The task: Return all lines where the word "load" can be found.

[Dataset items]
==========

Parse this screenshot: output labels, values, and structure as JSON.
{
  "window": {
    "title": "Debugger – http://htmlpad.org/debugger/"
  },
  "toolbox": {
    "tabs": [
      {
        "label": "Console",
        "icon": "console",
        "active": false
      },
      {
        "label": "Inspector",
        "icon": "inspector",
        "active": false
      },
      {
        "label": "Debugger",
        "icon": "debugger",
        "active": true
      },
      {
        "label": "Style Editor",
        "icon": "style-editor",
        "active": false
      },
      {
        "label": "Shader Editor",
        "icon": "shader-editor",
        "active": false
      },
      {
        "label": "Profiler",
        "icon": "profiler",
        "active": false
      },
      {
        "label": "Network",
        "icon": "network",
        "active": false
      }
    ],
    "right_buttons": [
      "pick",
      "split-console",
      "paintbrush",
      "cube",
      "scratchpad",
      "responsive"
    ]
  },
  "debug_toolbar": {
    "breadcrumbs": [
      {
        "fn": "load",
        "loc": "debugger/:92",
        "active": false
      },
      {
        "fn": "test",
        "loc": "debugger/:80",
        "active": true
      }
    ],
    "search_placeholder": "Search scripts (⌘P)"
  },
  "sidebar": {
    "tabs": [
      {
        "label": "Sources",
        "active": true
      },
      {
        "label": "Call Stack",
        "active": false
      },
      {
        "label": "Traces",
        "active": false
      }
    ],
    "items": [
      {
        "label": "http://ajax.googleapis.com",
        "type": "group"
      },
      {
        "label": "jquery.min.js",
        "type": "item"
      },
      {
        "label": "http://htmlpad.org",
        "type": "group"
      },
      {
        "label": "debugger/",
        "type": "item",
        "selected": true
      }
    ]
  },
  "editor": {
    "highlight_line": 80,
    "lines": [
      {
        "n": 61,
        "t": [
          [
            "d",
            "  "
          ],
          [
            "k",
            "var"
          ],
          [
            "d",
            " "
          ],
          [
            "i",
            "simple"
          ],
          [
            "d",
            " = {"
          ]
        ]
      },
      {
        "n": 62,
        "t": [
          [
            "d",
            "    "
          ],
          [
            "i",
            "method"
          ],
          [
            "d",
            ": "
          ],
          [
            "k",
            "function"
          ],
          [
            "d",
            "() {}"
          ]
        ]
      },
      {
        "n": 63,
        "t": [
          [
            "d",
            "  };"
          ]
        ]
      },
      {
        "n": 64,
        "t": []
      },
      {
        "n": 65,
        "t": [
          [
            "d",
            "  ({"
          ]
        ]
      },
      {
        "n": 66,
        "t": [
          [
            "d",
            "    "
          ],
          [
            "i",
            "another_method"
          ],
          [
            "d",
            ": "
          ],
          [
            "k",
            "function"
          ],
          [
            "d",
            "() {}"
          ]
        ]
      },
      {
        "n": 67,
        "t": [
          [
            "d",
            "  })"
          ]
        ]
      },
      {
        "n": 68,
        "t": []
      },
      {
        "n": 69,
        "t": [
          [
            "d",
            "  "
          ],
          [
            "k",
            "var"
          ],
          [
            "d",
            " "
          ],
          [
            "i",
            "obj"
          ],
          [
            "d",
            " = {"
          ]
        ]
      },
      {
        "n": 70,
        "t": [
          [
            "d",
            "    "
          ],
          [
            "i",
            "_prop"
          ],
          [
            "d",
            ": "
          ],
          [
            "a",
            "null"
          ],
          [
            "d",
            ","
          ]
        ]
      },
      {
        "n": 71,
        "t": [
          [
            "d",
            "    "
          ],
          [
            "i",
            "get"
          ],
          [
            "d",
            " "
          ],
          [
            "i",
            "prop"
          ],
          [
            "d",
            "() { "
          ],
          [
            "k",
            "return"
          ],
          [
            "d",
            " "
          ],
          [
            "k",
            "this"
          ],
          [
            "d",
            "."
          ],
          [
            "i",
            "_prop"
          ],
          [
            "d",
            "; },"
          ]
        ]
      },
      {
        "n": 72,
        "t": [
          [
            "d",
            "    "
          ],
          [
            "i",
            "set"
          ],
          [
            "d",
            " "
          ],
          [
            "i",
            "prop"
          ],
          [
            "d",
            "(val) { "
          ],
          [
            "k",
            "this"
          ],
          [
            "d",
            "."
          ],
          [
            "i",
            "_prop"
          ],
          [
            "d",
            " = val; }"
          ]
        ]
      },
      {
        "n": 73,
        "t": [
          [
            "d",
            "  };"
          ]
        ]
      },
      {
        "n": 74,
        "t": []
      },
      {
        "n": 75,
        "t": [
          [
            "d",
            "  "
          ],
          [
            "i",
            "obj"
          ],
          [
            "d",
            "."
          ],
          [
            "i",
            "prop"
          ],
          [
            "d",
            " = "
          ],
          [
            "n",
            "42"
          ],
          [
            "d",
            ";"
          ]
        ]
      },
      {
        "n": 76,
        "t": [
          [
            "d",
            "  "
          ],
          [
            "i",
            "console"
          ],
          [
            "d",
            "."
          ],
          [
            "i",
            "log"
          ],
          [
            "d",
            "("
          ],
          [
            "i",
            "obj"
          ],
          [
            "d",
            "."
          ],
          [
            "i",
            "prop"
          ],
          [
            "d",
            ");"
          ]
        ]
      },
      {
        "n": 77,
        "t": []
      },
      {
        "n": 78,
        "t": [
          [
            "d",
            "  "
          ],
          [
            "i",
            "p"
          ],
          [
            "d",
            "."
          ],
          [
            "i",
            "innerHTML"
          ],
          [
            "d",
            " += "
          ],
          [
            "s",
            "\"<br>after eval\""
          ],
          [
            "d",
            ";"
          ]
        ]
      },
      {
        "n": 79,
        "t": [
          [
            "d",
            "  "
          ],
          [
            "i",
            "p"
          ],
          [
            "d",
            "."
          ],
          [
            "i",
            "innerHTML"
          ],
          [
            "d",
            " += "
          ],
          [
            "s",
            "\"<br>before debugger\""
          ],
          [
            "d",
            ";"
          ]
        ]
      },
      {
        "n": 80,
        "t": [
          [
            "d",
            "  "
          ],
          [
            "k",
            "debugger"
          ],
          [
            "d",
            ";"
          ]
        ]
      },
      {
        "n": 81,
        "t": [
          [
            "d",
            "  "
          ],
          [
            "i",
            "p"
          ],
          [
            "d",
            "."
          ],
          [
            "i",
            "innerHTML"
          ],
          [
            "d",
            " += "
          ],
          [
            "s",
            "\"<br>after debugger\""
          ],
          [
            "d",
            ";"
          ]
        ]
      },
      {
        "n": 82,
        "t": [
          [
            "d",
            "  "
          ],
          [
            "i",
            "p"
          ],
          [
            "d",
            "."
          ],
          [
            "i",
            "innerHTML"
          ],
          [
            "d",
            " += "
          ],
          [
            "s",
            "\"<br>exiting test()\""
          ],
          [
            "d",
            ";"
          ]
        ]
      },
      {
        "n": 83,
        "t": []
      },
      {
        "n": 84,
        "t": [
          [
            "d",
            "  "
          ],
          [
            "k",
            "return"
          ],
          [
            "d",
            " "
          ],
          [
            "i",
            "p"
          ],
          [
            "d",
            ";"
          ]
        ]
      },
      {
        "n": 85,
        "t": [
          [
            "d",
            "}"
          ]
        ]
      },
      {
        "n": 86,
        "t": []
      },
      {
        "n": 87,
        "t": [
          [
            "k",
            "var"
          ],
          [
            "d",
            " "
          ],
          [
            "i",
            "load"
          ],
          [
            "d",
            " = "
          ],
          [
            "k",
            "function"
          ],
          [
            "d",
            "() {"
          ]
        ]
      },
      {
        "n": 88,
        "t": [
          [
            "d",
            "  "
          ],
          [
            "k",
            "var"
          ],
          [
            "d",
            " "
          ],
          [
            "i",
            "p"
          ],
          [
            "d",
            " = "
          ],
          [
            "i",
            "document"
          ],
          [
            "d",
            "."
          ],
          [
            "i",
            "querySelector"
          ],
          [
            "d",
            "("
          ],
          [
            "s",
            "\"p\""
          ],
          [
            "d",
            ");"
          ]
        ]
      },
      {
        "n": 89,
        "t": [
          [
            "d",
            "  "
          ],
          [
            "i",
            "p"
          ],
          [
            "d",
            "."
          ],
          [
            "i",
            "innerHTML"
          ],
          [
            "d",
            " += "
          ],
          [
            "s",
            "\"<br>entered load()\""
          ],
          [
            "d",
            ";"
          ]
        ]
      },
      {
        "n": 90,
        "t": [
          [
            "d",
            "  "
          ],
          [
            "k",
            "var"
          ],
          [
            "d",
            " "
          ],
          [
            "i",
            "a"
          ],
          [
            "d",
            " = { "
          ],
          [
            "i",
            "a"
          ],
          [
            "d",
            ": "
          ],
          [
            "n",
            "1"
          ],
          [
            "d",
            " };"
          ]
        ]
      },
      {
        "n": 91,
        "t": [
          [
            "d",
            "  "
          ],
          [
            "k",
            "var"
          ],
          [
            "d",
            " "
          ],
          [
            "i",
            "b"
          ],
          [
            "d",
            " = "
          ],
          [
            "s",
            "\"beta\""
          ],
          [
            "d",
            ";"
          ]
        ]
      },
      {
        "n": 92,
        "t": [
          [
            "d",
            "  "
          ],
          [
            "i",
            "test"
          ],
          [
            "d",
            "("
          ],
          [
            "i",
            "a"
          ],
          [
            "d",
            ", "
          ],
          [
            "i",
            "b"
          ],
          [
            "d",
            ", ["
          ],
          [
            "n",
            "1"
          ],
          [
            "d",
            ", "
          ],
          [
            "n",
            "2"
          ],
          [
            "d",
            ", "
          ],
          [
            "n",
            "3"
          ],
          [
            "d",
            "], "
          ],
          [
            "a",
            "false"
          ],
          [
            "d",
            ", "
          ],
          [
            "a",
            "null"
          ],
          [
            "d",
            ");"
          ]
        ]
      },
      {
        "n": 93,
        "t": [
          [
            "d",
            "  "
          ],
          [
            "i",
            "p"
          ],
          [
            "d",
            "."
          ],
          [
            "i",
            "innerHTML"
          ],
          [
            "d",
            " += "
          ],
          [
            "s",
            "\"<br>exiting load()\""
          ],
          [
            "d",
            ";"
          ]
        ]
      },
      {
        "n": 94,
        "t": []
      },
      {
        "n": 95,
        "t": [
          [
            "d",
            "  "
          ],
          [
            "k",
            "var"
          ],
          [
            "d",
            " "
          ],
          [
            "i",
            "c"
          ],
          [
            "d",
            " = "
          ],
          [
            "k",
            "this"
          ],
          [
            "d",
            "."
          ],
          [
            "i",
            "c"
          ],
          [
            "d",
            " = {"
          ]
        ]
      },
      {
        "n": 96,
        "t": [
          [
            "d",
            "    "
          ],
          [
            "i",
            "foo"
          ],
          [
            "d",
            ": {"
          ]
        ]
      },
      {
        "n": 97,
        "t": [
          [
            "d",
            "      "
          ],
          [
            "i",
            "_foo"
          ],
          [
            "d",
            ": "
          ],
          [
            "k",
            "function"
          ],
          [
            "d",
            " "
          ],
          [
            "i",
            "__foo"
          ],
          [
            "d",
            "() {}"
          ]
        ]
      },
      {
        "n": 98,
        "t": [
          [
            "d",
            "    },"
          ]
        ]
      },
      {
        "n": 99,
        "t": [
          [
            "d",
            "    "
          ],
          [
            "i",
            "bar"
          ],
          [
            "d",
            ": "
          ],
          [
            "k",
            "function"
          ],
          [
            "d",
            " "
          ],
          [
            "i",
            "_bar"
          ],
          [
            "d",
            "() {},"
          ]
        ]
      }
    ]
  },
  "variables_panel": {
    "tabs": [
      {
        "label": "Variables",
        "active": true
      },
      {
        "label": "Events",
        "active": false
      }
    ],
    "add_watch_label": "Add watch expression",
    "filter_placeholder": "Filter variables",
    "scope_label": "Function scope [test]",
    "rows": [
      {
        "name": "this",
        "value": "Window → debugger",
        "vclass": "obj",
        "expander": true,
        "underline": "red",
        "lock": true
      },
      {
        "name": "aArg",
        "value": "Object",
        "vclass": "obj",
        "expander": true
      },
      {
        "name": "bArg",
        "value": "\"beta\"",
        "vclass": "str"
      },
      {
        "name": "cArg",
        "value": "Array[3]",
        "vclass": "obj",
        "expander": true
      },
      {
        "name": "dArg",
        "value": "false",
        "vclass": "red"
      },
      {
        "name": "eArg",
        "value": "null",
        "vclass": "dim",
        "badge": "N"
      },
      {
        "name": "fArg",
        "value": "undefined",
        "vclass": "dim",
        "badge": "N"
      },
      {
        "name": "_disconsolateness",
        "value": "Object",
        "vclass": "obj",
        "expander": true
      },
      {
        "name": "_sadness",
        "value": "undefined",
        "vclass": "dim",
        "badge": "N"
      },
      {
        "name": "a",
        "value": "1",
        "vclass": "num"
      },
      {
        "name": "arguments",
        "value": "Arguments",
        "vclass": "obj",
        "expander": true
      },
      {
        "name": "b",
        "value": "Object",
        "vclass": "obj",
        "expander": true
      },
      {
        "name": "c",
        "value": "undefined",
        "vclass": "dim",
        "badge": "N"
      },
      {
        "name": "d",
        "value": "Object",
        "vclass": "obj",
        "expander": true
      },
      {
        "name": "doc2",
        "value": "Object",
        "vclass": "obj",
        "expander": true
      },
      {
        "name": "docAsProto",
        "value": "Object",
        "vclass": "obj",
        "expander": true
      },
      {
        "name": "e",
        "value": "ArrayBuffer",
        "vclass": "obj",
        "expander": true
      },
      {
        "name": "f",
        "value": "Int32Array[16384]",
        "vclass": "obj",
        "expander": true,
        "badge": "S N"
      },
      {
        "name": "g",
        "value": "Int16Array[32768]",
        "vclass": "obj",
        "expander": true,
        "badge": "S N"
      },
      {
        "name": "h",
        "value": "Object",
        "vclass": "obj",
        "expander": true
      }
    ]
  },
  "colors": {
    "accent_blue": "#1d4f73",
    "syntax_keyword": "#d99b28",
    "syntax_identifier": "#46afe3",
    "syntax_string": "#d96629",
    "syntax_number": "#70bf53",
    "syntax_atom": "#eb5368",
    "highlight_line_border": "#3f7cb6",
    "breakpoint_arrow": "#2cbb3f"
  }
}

==========

Correct output:
        "fn": "load",
            "load"
            "\"<br>entered load()\""
            "\"<br>exiting load()\""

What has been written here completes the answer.